Supplied material =>

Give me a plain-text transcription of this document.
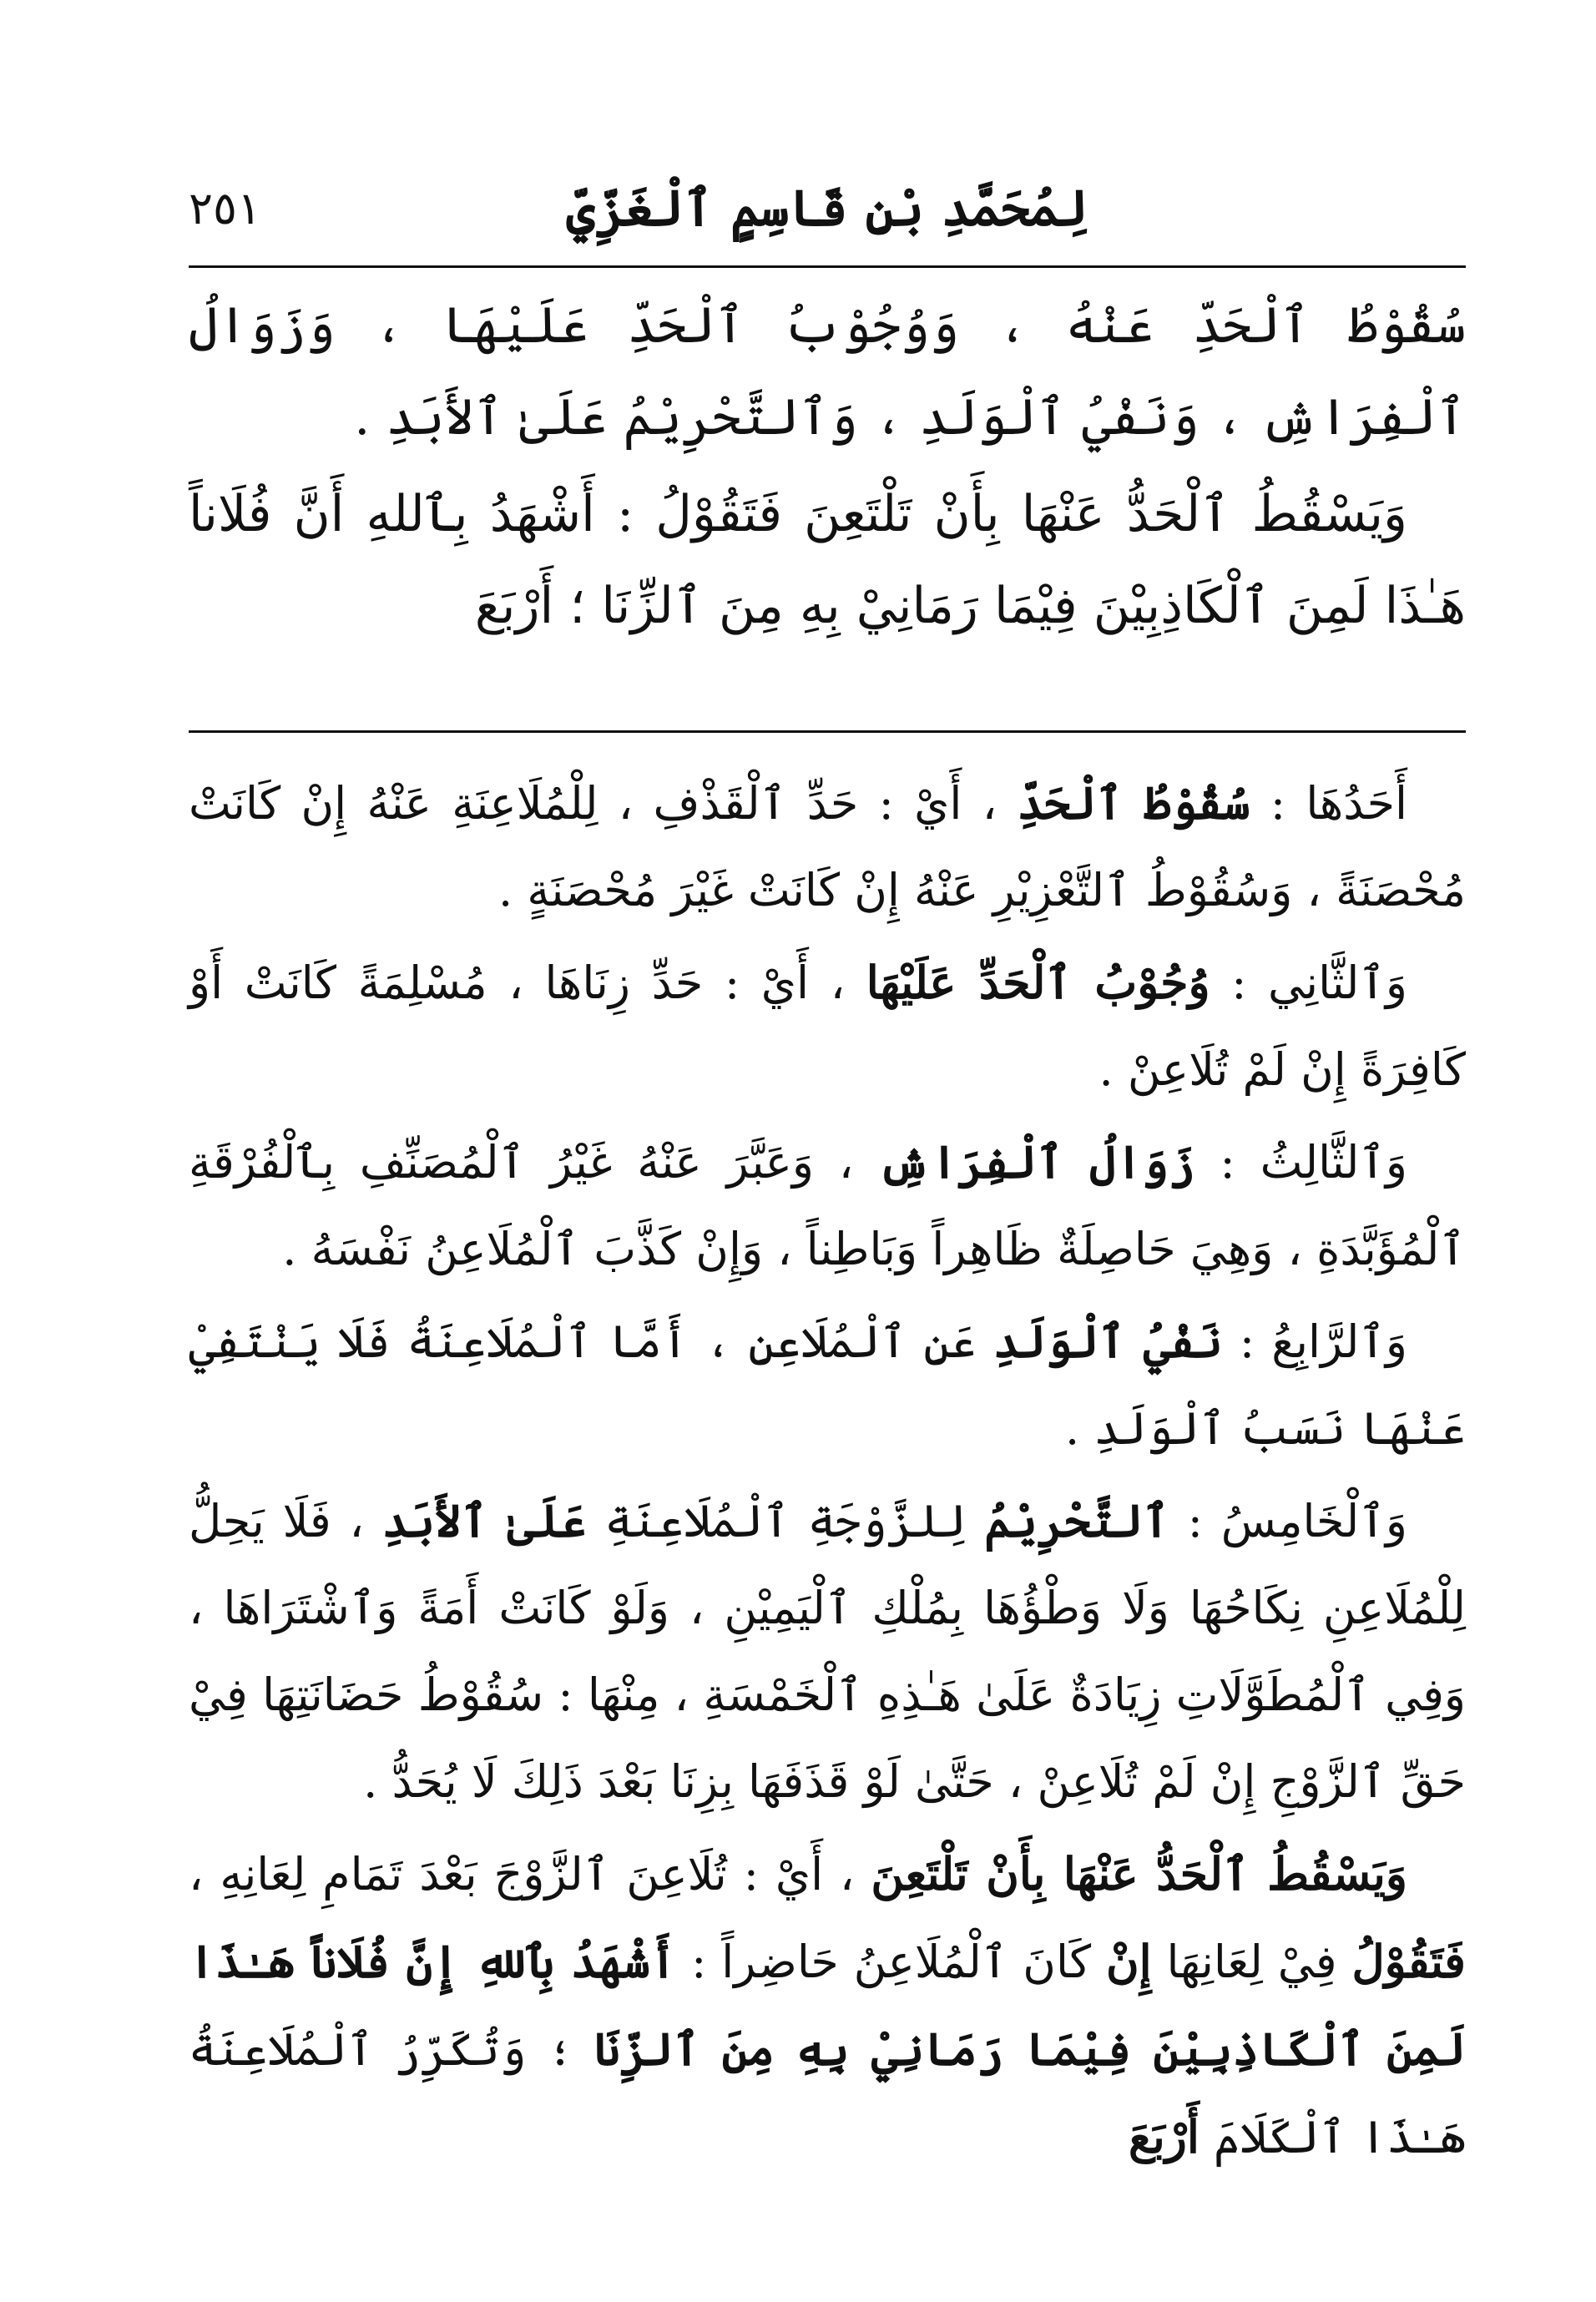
لِمُحَمَّدِ بْنِ قَاسِمٍ ٱلْغَزِّيِّ
٢٥١

سُقُوْطُ ٱلْحَدِّ عَنْهُ ، وَوُجُوْبُ ٱلْحَدِّ عَلَيْهَا ، وَزَوَالُ ٱلْفِرَاشِ ، وَنَفْيُ ٱلْوَلَدِ ، وَٱلتَّحْرِيْمُ عَلَىٰ ٱلأَبَدِ .

وَيَسْقُطُ ٱلْحَدُّ عَنْهَا بِأَنْ تَلْتَعِنَ فَتَقُوْلُ : أَشْهَدُ بِٱللهِ أَنَّ فُلَاناً هَـٰذَا لَمِنَ ٱلْكَاذِبِيْنَ فِيْمَا رَمَانِيْ بِهِ مِنَ ٱلزِّنَا ؛ أَرْبَعَ

أَحَدُهَا : سُقُوْطُ ٱلْحَدِّ ، أَيْ : حَدِّ ٱلْقَذْفِ ، لِلْمُلَاعِنَةِ عَنْهُ إِنْ كَانَتْ مُحْصَنَةً ، وَسُقُوْطُ ٱلتَّعْزِيْرِ عَنْهُ إِنْ كَانَتْ غَيْرَ مُحْصَنَةٍ .

وَٱلثَّانِي : وُجُوْبُ ٱلْحَدِّ عَلَيْهَا ، أَيْ : حَدِّ زِنَاهَا ، مُسْلِمَةً كَانَتْ أَوْ كَافِرَةً إِنْ لَمْ تُلَاعِنْ .

وَٱلثَّالِثُ : زَوَالُ ٱلْفِرَاشِ ، وَعَبَّرَ عَنْهُ غَيْرُ ٱلْمُصَنِّفِ بِٱلْفُرْقَةِ ٱلْمُؤَبَّدَةِ ، وَهِيَ حَاصِلَةٌ ظَاهِراً وَبَاطِناً ، وَإِنْ كَذَّبَ ٱلْمُلَاعِنُ نَفْسَهُ .

وَٱلرَّابِعُ : نَفْيُ ٱلْوَلَدِ عَنِ ٱلْمُلَاعِنِ ، أَمَّا ٱلْمُلَاعِنَةُ فَلَا يَنْتَفِيْ عَنْهَا نَسَبُ ٱلْوَلَدِ .

وَٱلْخَامِسُ : ٱلتَّحْرِيْمُ لِلزَّوْجَةِ ٱلْمُلَاعِنَةِ عَلَىٰ ٱلأَبَدِ ، فَلَا يَحِلُّ لِلْمُلَاعِنِ نِكَاحُهَا وَلَا وَطْؤُهَا بِمُلْكِ ٱلْيَمِيْنِ ، وَلَوْ كَانَتْ أَمَةً وَٱشْتَرَاهَا ، وَفِي ٱلْمُطَوَّلَاتِ زِيَادَةٌ عَلَىٰ هَـٰذِهِ ٱلْخَمْسَةِ ، مِنْهَا : سُقُوْطُ حَضَانَتِهَا فِيْ حَقِّ ٱلزَّوْجِ إِنْ لَمْ تُلَاعِنْ ، حَتَّىٰ لَوْ قَذَفَهَا بِزِنَا بَعْدَ ذَلِكَ لَا يُحَدُّ .

وَيَسْقُطُ ٱلْحَدُّ عَنْهَا بِأَنْ تَلْتَعِنَ ، أَيْ : تُلَاعِنَ ٱلزَّوْجَ بَعْدَ تَمَامِ لِعَانِهِ ، فَتَقُوْلُ فِيْ لِعَانِهَا إِنْ كَانَ ٱلْمُلَاعِنُ حَاضِراً : أَشْهَدُ بِٱللهِ إِنَّ فُلَاناً هَـٰذَا لَمِنَ ٱلْكَاذِبِيْنَ فِيْمَا رَمَانِيْ بِهِ مِنَ ٱلزِّنَا ؛ وَتُكَرِّرُ ٱلْمُلَاعِنَةُ هَـٰذَا ٱلْكَلَامَ أَرْبَعَ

Work to do =>
Images should not appear in the copy; retype the listing above exactly.

Reply =>
Give me a plain-text transcription of this document.
لِمُحَمَّدِ بْنِ قَاسِمٍ ٱلْغَزِّيِّ
٢٥١

سُقُوْطُ ٱلْحَدِّ عَنْهُ ، وَوُجُوْبُ ٱلْحَدِّ عَلَيْهَا ، وَزَوَالُ ٱلْفِرَاشِ ، وَنَفْيُ ٱلْوَلَدِ ، وَٱلتَّحْرِيْمُ عَلَىٰ ٱلأَبَدِ .

وَيَسْقُطُ ٱلْحَدُّ عَنْهَا بِأَنْ تَلْتَعِنَ فَتَقُوْلُ : أَشْهَدُ بِٱللهِ أَنَّ فُلَاناً هَـٰذَا لَمِنَ ٱلْكَاذِبِيْنَ فِيْمَا رَمَانِيْ بِهِ مِنَ ٱلزِّنَا ؛ أَرْبَعَ

أَحَدُهَا : سُقُوْطُ ٱلْحَدِّ ، أَيْ : حَدِّ ٱلْقَذْفِ ، لِلْمُلَاعِنَةِ عَنْهُ إِنْ كَانَتْ مُحْصَنَةً ، وَسُقُوْطُ ٱلتَّعْزِيْرِ عَنْهُ إِنْ كَانَتْ غَيْرَ مُحْصَنَةٍ .

وَٱلثَّانِي : وُجُوْبُ ٱلْحَدِّ عَلَيْهَا ، أَيْ : حَدِّ زِنَاهَا ، مُسْلِمَةً كَانَتْ أَوْ كَافِرَةً إِنْ لَمْ تُلَاعِنْ .

وَٱلثَّالِثُ : زَوَالُ ٱلْفِرَاشِ ، وَعَبَّرَ عَنْهُ غَيْرُ ٱلْمُصَنِّفِ بِٱلْفُرْقَةِ ٱلْمُؤَبَّدَةِ ، وَهِيَ حَاصِلَةٌ ظَاهِراً وَبَاطِناً ، وَإِنْ كَذَّبَ ٱلْمُلَاعِنُ نَفْسَهُ .

وَٱلرَّابِعُ : نَفْيُ ٱلْوَلَدِ عَنِ ٱلْمُلَاعِنِ ، أَمَّا ٱلْمُلَاعِنَةُ فَلَا يَنْتَفِيْ عَنْهَا نَسَبُ ٱلْوَلَدِ .

وَٱلْخَامِسُ : ٱلتَّحْرِيْمُ لِلزَّوْجَةِ ٱلْمُلَاعِنَةِ عَلَىٰ ٱلأَبَدِ ، فَلَا يَحِلُّ لِلْمُلَاعِنِ نِكَاحُهَا وَلَا وَطْؤُهَا بِمُلْكِ ٱلْيَمِيْنِ ، وَلَوْ كَانَتْ أَمَةً وَٱشْتَرَاهَا ، وَفِي ٱلْمُطَوَّلَاتِ زِيَادَةٌ عَلَىٰ هَـٰذِهِ ٱلْخَمْسَةِ ، مِنْهَا : سُقُوْطُ حَضَانَتِهَا فِيْ حَقِّ ٱلزَّوْجِ إِنْ لَمْ تُلَاعِنْ ، حَتَّىٰ لَوْ قَذَفَهَا بِزِنَا بَعْدَ ذَلِكَ لَا يُحَدُّ .

وَيَسْقُطُ ٱلْحَدُّ عَنْهَا بِأَنْ تَلْتَعِنَ ، أَيْ : تُلَاعِنَ ٱلزَّوْجَ بَعْدَ تَمَامِ لِعَانِهِ ، فَتَقُوْلُ فِيْ لِعَانِهَا إِنْ كَانَ ٱلْمُلَاعِنُ حَاضِراً : أَشْهَدُ بِٱللهِ إِنَّ فُلَاناً هَـٰذَا لَمِنَ ٱلْكَاذِبِيْنَ فِيْمَا رَمَانِيْ بِهِ مِنَ ٱلزِّنَا ؛ وَتُكَرِّرُ ٱلْمُلَاعِنَةُ هَـٰذَا ٱلْكَلَامَ أَرْبَعَ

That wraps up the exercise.